* _Détails de l'exercice_
Recopiez à l'identique les entrées depuis la première jusqu'à la ligne contenant « candle-body — [421, 179, 427, 187] », celle-ci comprise.
::::::::
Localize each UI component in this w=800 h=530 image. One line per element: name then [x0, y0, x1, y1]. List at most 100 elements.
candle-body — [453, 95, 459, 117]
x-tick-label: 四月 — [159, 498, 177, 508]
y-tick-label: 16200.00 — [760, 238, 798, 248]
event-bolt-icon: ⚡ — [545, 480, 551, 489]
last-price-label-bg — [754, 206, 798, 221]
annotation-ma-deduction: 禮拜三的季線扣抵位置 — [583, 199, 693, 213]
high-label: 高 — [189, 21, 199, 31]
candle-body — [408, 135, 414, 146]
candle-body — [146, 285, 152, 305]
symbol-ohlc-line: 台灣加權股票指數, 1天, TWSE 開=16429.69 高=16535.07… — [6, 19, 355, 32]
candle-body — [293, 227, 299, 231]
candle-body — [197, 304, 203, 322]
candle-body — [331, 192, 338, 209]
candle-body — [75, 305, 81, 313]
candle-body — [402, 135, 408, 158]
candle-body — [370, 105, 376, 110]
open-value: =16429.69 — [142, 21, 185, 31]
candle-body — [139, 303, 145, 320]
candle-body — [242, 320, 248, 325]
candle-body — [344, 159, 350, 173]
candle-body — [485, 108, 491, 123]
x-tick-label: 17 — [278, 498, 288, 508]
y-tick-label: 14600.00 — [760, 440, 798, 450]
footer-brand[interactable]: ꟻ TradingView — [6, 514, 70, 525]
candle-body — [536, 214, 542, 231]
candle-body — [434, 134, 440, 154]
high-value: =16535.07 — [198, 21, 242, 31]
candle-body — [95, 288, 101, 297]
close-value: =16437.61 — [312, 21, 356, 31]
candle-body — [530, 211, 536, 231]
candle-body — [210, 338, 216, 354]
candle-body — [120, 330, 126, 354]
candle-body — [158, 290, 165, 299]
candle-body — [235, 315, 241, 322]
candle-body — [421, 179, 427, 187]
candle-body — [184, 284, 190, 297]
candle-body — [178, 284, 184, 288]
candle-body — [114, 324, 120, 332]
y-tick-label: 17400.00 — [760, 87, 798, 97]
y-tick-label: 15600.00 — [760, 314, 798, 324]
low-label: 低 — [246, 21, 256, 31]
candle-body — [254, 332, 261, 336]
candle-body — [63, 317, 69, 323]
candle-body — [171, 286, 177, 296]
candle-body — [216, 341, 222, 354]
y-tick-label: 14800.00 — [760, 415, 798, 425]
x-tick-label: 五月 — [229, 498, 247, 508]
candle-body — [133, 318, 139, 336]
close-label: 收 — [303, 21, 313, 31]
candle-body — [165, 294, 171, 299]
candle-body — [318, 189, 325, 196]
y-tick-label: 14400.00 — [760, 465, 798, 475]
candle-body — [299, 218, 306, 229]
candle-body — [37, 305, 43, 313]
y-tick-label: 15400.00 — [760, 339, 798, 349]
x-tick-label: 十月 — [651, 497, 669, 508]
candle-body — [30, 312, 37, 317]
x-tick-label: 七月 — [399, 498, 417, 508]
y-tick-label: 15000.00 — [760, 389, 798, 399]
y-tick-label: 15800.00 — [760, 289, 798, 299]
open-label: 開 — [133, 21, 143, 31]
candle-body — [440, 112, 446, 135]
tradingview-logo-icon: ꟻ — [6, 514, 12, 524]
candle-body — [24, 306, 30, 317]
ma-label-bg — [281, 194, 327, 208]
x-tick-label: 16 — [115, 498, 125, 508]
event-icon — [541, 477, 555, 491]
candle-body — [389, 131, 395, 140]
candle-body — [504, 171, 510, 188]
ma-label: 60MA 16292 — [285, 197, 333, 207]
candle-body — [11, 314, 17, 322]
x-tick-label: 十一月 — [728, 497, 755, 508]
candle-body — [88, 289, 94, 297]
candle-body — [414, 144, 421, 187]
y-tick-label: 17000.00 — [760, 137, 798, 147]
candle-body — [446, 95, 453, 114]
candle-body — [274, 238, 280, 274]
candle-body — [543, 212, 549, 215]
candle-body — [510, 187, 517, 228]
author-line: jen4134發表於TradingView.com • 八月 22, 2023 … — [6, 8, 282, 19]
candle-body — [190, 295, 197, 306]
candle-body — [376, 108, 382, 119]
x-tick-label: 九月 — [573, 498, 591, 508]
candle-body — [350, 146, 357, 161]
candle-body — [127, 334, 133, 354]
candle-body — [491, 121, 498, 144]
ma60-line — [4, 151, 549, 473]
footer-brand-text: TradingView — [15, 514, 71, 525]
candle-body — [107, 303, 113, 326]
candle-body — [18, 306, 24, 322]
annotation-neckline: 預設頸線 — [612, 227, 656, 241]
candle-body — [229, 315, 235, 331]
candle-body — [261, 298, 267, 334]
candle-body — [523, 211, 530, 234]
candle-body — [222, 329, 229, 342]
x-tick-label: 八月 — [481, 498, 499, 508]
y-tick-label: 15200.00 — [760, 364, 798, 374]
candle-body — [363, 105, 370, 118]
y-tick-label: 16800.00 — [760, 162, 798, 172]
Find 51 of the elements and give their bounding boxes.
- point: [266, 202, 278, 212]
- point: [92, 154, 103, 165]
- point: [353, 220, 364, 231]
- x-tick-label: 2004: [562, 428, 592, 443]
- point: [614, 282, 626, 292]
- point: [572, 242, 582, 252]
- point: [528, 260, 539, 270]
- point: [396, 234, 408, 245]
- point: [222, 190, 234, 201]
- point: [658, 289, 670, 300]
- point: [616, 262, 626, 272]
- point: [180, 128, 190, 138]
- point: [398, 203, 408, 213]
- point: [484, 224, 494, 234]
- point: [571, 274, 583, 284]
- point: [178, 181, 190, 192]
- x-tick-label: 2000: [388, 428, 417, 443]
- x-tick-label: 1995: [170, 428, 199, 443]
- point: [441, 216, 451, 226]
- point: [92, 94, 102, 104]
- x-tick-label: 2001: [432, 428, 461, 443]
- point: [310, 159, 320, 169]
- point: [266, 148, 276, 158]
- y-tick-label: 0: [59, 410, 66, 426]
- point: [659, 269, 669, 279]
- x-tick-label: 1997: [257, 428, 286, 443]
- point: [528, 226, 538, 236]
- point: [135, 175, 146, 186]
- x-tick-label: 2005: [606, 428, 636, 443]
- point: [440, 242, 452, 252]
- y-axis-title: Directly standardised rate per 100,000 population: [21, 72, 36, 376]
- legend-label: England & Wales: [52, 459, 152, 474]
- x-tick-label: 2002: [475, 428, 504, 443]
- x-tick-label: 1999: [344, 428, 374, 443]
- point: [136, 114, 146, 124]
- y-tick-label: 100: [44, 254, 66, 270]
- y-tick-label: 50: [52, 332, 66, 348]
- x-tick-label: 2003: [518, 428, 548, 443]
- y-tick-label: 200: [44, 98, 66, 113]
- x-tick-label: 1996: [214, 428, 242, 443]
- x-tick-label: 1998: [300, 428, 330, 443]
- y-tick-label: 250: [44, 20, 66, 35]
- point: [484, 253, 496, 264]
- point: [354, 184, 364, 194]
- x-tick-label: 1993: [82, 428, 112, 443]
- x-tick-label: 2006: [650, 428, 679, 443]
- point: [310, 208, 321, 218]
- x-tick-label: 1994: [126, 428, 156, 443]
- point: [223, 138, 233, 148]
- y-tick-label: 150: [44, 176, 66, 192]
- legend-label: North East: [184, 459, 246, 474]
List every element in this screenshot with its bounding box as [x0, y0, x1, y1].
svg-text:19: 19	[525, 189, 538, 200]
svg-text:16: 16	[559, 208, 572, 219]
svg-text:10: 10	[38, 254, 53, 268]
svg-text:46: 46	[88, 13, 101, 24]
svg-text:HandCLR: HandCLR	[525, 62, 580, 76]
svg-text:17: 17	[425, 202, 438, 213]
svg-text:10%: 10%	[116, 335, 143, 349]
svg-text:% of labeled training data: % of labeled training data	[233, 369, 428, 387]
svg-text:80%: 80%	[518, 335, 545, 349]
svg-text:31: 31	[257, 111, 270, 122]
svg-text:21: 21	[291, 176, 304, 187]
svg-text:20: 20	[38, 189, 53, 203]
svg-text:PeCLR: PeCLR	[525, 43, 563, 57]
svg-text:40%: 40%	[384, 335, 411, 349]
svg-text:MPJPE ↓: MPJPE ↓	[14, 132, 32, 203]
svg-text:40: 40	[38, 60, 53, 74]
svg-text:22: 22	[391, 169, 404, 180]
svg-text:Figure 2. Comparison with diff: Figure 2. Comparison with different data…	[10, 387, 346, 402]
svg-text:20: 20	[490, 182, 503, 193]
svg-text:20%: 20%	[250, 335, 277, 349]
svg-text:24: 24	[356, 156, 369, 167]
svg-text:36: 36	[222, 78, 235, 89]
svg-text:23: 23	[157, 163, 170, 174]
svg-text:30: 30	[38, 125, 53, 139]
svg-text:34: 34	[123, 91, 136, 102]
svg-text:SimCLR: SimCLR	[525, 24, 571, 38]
::::::::
* _Réponse écrite_
Localize each UI component in this w=800 h=530 image. One line per element: name then [x0, y0, x1, y1]. List at most 100 elements.
candle-body — [453, 95, 459, 117]
x-tick-label: 四月 — [159, 498, 177, 508]
y-tick-label: 16200.00 — [760, 238, 798, 248]
event-bolt-icon: ⚡ — [545, 480, 551, 489]
last-price-label-bg — [754, 206, 798, 221]
annotation-ma-deduction: 禮拜三的季線扣抵位置 — [583, 199, 693, 213]
high-label: 高 — [189, 21, 199, 31]
candle-body — [408, 135, 414, 146]
candle-body — [146, 285, 152, 305]
symbol-ohlc-line: 台灣加權股票指數, 1天, TWSE 開=16429.69 高=16535.07… — [6, 19, 355, 32]
candle-body — [293, 227, 299, 231]
candle-body — [197, 304, 203, 322]
candle-body — [331, 192, 338, 209]
candle-body — [75, 305, 81, 313]
candle-body — [402, 135, 408, 158]
candle-body — [370, 105, 376, 110]
open-value: =16429.69 — [142, 21, 185, 31]
candle-body — [139, 303, 145, 320]
candle-body — [242, 320, 248, 325]
candle-body — [344, 159, 350, 173]
candle-body — [485, 108, 491, 123]
x-tick-label: 17 — [278, 498, 288, 508]
y-tick-label: 14600.00 — [760, 440, 798, 450]
footer-brand[interactable]: ꟻ TradingView — [6, 514, 70, 525]
candle-body — [536, 214, 542, 231]
candle-body — [434, 134, 440, 154]
high-value: =16535.07 — [198, 21, 242, 31]
candle-body — [95, 288, 101, 297]
close-value: =16437.61 — [312, 21, 356, 31]
candle-body — [530, 211, 536, 231]
candle-body — [210, 338, 216, 354]
candle-body — [120, 330, 126, 354]
candle-body — [158, 290, 165, 299]
candle-body — [235, 315, 241, 322]
candle-body — [421, 179, 427, 187]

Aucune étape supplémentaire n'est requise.